--- start ---

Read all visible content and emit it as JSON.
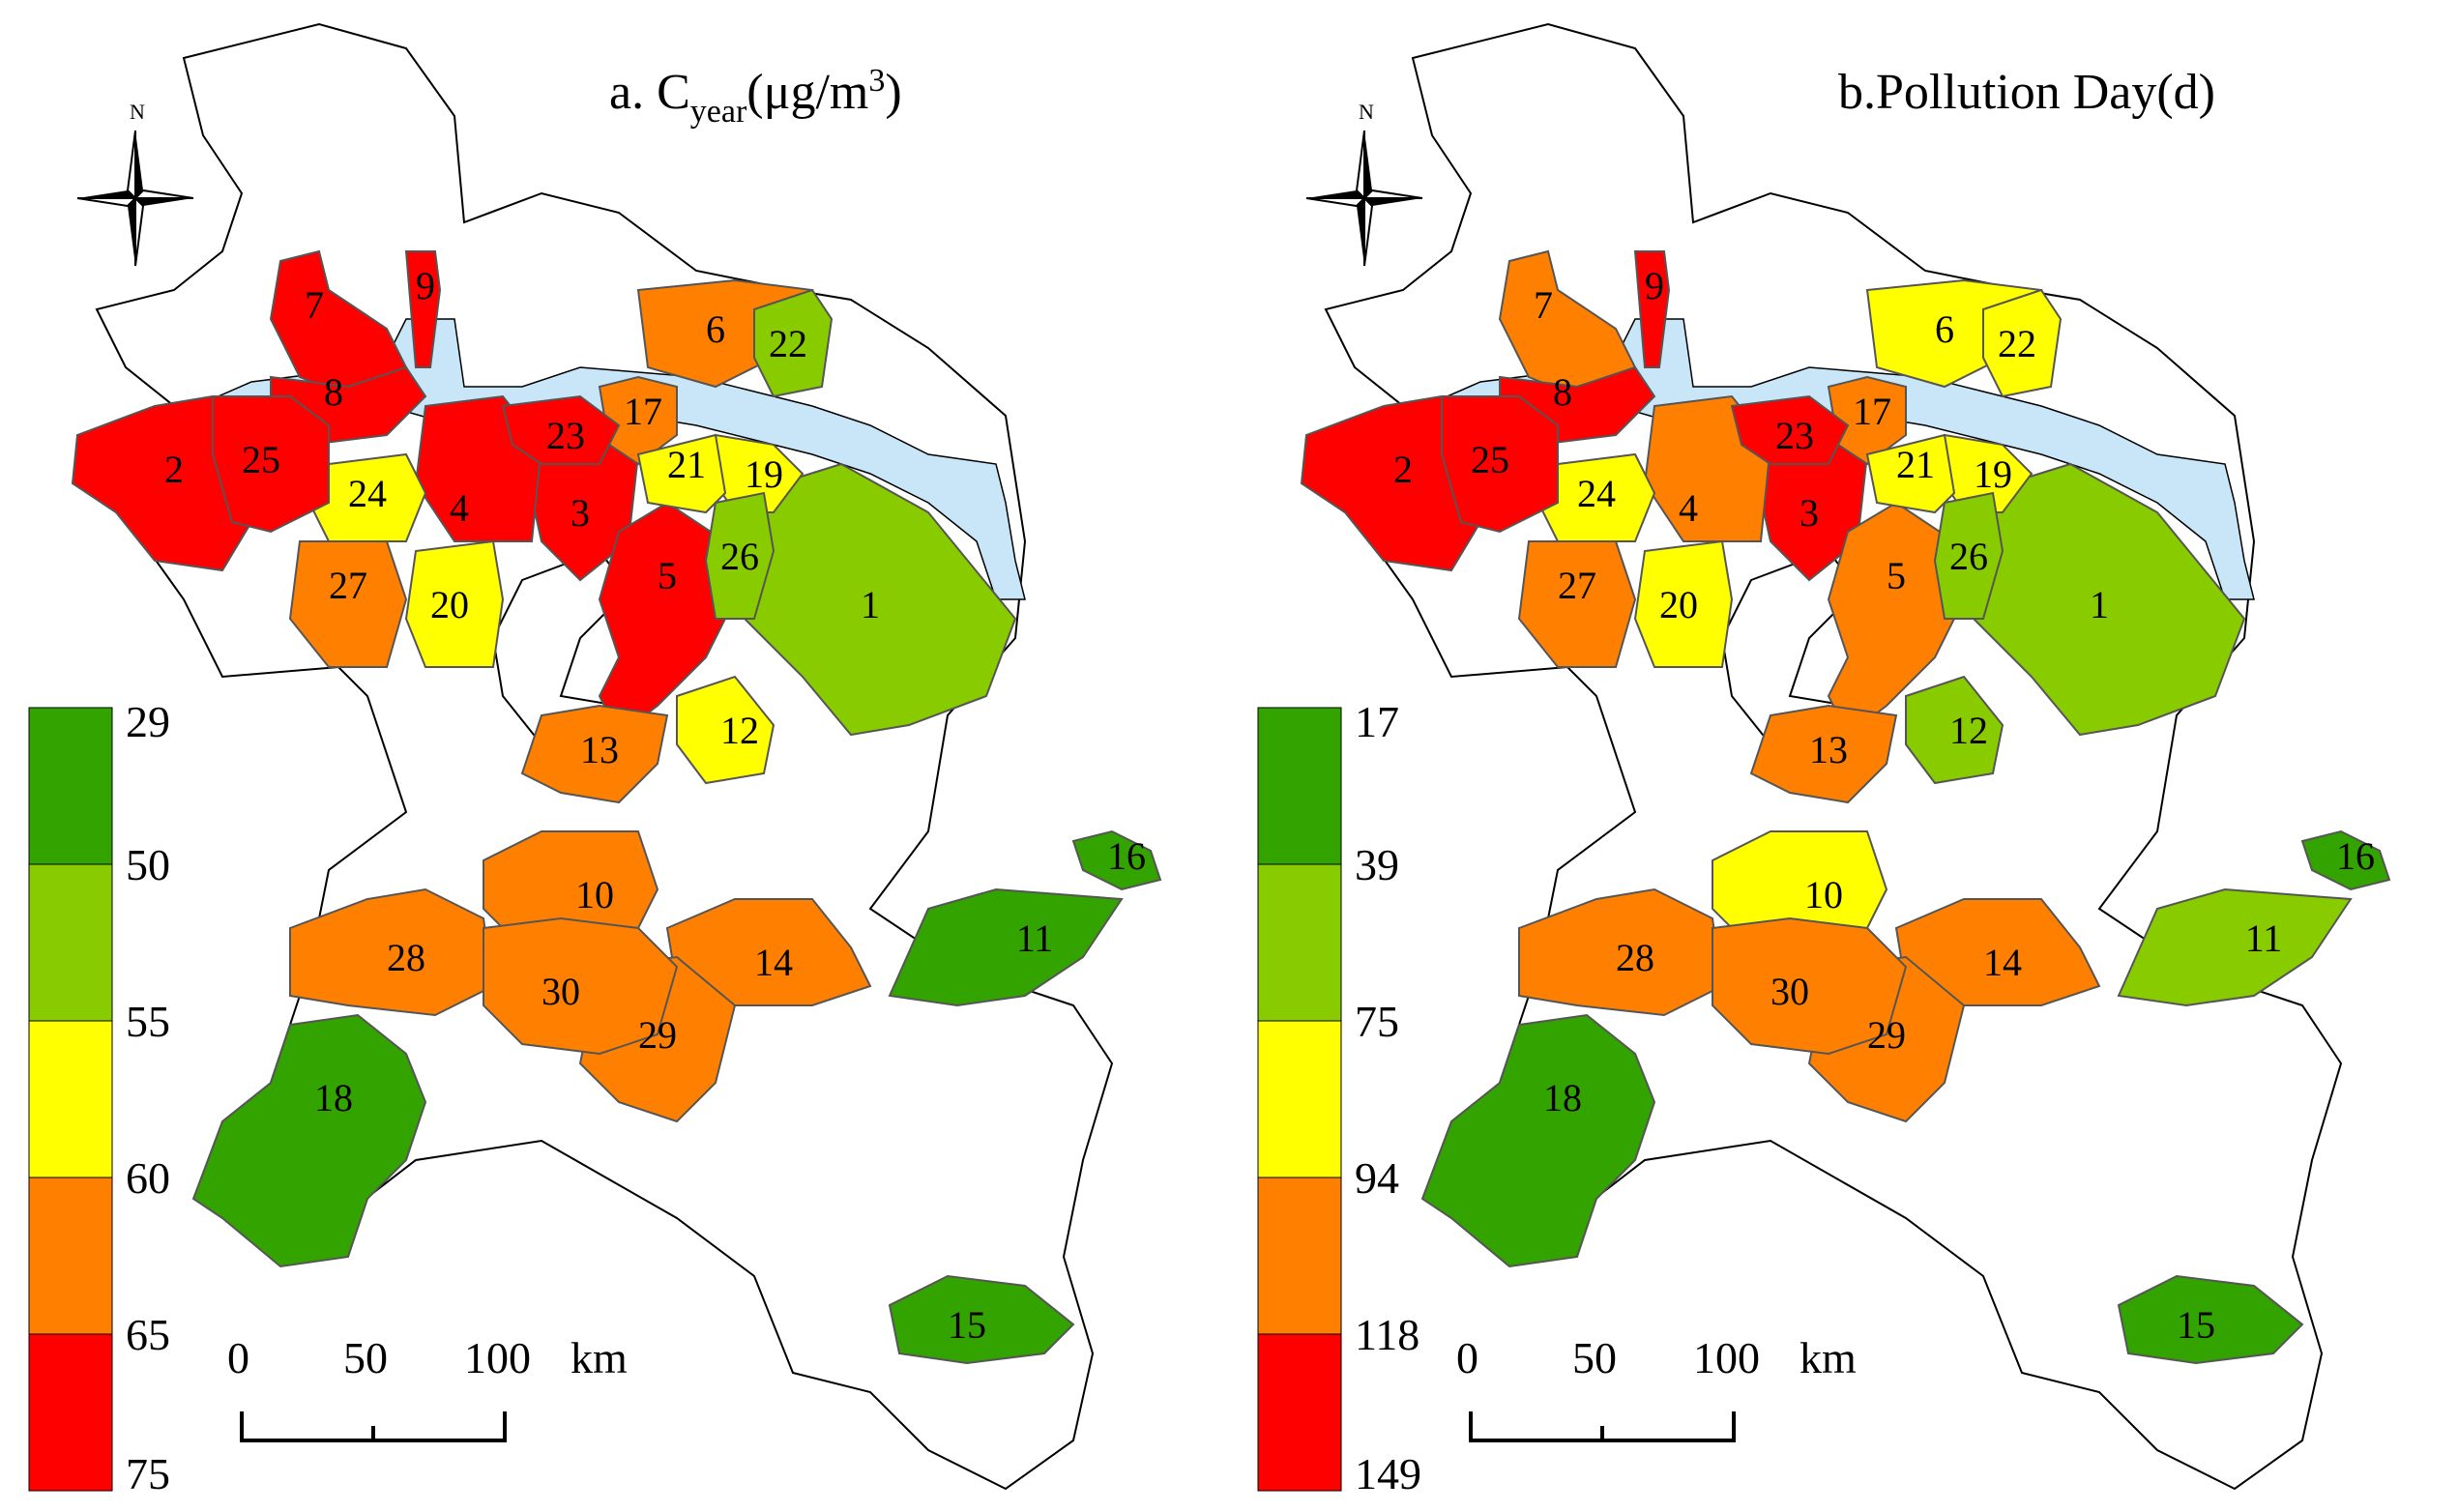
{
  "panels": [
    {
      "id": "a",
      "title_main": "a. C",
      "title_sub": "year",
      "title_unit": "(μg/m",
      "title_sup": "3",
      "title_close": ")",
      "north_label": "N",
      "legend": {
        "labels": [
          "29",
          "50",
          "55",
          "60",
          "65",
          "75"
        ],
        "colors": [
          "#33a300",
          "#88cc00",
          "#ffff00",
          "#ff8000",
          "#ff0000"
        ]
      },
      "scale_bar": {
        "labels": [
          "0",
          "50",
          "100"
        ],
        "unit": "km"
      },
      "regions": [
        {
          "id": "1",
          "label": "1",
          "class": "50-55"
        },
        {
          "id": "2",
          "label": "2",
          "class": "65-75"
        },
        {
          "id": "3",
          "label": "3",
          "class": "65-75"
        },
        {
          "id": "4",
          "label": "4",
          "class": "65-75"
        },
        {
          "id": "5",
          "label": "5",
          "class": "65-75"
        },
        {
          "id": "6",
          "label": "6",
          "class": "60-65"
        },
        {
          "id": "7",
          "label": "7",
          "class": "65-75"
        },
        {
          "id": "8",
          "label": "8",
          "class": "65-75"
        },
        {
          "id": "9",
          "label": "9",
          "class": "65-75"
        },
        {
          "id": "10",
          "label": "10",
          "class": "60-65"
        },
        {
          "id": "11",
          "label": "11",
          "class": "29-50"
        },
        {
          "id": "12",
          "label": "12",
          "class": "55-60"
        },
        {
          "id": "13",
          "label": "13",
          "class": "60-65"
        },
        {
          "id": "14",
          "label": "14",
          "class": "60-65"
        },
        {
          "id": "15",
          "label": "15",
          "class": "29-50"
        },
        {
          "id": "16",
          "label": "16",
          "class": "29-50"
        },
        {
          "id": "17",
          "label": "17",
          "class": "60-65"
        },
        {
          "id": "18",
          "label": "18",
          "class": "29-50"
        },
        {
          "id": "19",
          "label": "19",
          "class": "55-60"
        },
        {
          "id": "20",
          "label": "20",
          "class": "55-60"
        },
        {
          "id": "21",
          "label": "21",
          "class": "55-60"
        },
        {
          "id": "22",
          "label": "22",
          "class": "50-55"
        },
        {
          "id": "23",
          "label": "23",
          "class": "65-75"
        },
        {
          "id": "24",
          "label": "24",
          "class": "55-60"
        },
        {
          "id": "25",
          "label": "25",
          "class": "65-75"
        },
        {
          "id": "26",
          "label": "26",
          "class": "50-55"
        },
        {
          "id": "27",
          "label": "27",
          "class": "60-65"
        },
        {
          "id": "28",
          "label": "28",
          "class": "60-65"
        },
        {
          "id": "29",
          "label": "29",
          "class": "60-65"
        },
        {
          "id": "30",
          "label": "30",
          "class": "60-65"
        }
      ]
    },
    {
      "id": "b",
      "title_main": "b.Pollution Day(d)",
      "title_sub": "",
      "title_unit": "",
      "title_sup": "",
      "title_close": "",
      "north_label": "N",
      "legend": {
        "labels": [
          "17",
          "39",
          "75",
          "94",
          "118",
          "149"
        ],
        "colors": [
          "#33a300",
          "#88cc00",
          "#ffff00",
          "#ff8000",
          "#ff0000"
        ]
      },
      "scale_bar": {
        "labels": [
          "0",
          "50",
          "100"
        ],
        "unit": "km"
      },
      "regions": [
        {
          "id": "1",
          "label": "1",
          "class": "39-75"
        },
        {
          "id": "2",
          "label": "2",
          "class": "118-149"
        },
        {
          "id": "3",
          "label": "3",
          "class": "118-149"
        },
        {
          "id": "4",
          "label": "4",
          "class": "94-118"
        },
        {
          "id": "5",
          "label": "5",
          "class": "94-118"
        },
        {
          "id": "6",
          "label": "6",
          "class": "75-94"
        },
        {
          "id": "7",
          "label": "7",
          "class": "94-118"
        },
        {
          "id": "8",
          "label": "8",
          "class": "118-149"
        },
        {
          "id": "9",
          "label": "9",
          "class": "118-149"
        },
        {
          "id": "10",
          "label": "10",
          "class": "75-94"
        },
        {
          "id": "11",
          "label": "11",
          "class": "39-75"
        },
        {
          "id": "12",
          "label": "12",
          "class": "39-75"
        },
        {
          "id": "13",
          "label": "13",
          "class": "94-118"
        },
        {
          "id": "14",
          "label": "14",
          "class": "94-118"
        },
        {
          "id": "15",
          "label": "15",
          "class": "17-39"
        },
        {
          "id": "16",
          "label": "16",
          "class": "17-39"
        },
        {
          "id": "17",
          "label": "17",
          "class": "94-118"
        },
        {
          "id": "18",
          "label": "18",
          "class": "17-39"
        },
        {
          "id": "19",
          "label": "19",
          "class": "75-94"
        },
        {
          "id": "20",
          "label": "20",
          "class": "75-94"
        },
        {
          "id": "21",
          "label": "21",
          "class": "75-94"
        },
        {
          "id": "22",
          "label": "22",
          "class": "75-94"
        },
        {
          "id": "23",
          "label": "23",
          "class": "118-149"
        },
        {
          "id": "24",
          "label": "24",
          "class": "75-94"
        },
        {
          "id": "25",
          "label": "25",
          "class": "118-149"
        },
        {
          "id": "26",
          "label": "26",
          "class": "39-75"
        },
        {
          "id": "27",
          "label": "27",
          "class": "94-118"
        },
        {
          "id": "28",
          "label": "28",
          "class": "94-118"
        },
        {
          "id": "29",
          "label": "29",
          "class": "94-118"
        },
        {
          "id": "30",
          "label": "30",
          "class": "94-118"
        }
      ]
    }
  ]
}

--- end ---

YOUR TASK: Reproduce every line exactly and omit all pictures.

SOLVED PROBLEM:
Read all visible content and emit it as JSON.
{
  "panels": [
    {
      "id": "a",
      "title_main": "a. C",
      "title_sub": "year",
      "title_unit": "(μg/m",
      "title_sup": "3",
      "title_close": ")",
      "north_label": "N",
      "legend": {
        "labels": [
          "29",
          "50",
          "55",
          "60",
          "65",
          "75"
        ],
        "colors": [
          "#33a300",
          "#88cc00",
          "#ffff00",
          "#ff8000",
          "#ff0000"
        ]
      },
      "scale_bar": {
        "labels": [
          "0",
          "50",
          "100"
        ],
        "unit": "km"
      },
      "regions": [
        {
          "id": "1",
          "label": "1",
          "class": "50-55"
        },
        {
          "id": "2",
          "label": "2",
          "class": "65-75"
        },
        {
          "id": "3",
          "label": "3",
          "class": "65-75"
        },
        {
          "id": "4",
          "label": "4",
          "class": "65-75"
        },
        {
          "id": "5",
          "label": "5",
          "class": "65-75"
        },
        {
          "id": "6",
          "label": "6",
          "class": "60-65"
        },
        {
          "id": "7",
          "label": "7",
          "class": "65-75"
        },
        {
          "id": "8",
          "label": "8",
          "class": "65-75"
        },
        {
          "id": "9",
          "label": "9",
          "class": "65-75"
        },
        {
          "id": "10",
          "label": "10",
          "class": "60-65"
        },
        {
          "id": "11",
          "label": "11",
          "class": "29-50"
        },
        {
          "id": "12",
          "label": "12",
          "class": "55-60"
        },
        {
          "id": "13",
          "label": "13",
          "class": "60-65"
        },
        {
          "id": "14",
          "label": "14",
          "class": "60-65"
        },
        {
          "id": "15",
          "label": "15",
          "class": "29-50"
        },
        {
          "id": "16",
          "label": "16",
          "class": "29-50"
        },
        {
          "id": "17",
          "label": "17",
          "class": "60-65"
        },
        {
          "id": "18",
          "label": "18",
          "class": "29-50"
        },
        {
          "id": "19",
          "label": "19",
          "class": "55-60"
        },
        {
          "id": "20",
          "label": "20",
          "class": "55-60"
        },
        {
          "id": "21",
          "label": "21",
          "class": "55-60"
        },
        {
          "id": "22",
          "label": "22",
          "class": "50-55"
        },
        {
          "id": "23",
          "label": "23",
          "class": "65-75"
        },
        {
          "id": "24",
          "label": "24",
          "class": "55-60"
        },
        {
          "id": "25",
          "label": "25",
          "class": "65-75"
        },
        {
          "id": "26",
          "label": "26",
          "class": "50-55"
        },
        {
          "id": "27",
          "label": "27",
          "class": "60-65"
        },
        {
          "id": "28",
          "label": "28",
          "class": "60-65"
        },
        {
          "id": "29",
          "label": "29",
          "class": "60-65"
        },
        {
          "id": "30",
          "label": "30",
          "class": "60-65"
        }
      ]
    },
    {
      "id": "b",
      "title_main": "b.Pollution Day(d)",
      "title_sub": "",
      "title_unit": "",
      "title_sup": "",
      "title_close": "",
      "north_label": "N",
      "legend": {
        "labels": [
          "17",
          "39",
          "75",
          "94",
          "118",
          "149"
        ],
        "colors": [
          "#33a300",
          "#88cc00",
          "#ffff00",
          "#ff8000",
          "#ff0000"
        ]
      },
      "scale_bar": {
        "labels": [
          "0",
          "50",
          "100"
        ],
        "unit": "km"
      },
      "regions": [
        {
          "id": "1",
          "label": "1",
          "class": "39-75"
        },
        {
          "id": "2",
          "label": "2",
          "class": "118-149"
        },
        {
          "id": "3",
          "label": "3",
          "class": "118-149"
        },
        {
          "id": "4",
          "label": "4",
          "class": "94-118"
        },
        {
          "id": "5",
          "label": "5",
          "class": "94-118"
        },
        {
          "id": "6",
          "label": "6",
          "class": "75-94"
        },
        {
          "id": "7",
          "label": "7",
          "class": "94-118"
        },
        {
          "id": "8",
          "label": "8",
          "class": "118-149"
        },
        {
          "id": "9",
          "label": "9",
          "class": "118-149"
        },
        {
          "id": "10",
          "label": "10",
          "class": "75-94"
        },
        {
          "id": "11",
          "label": "11",
          "class": "39-75"
        },
        {
          "id": "12",
          "label": "12",
          "class": "39-75"
        },
        {
          "id": "13",
          "label": "13",
          "class": "94-118"
        },
        {
          "id": "14",
          "label": "14",
          "class": "94-118"
        },
        {
          "id": "15",
          "label": "15",
          "class": "17-39"
        },
        {
          "id": "16",
          "label": "16",
          "class": "17-39"
        },
        {
          "id": "17",
          "label": "17",
          "class": "94-118"
        },
        {
          "id": "18",
          "label": "18",
          "class": "17-39"
        },
        {
          "id": "19",
          "label": "19",
          "class": "75-94"
        },
        {
          "id": "20",
          "label": "20",
          "class": "75-94"
        },
        {
          "id": "21",
          "label": "21",
          "class": "75-94"
        },
        {
          "id": "22",
          "label": "22",
          "class": "75-94"
        },
        {
          "id": "23",
          "label": "23",
          "class": "118-149"
        },
        {
          "id": "24",
          "label": "24",
          "class": "75-94"
        },
        {
          "id": "25",
          "label": "25",
          "class": "118-149"
        },
        {
          "id": "26",
          "label": "26",
          "class": "39-75"
        },
        {
          "id": "27",
          "label": "27",
          "class": "94-118"
        },
        {
          "id": "28",
          "label": "28",
          "class": "94-118"
        },
        {
          "id": "29",
          "label": "29",
          "class": "94-118"
        },
        {
          "id": "30",
          "label": "30",
          "class": "94-118"
        }
      ]
    }
  ]
}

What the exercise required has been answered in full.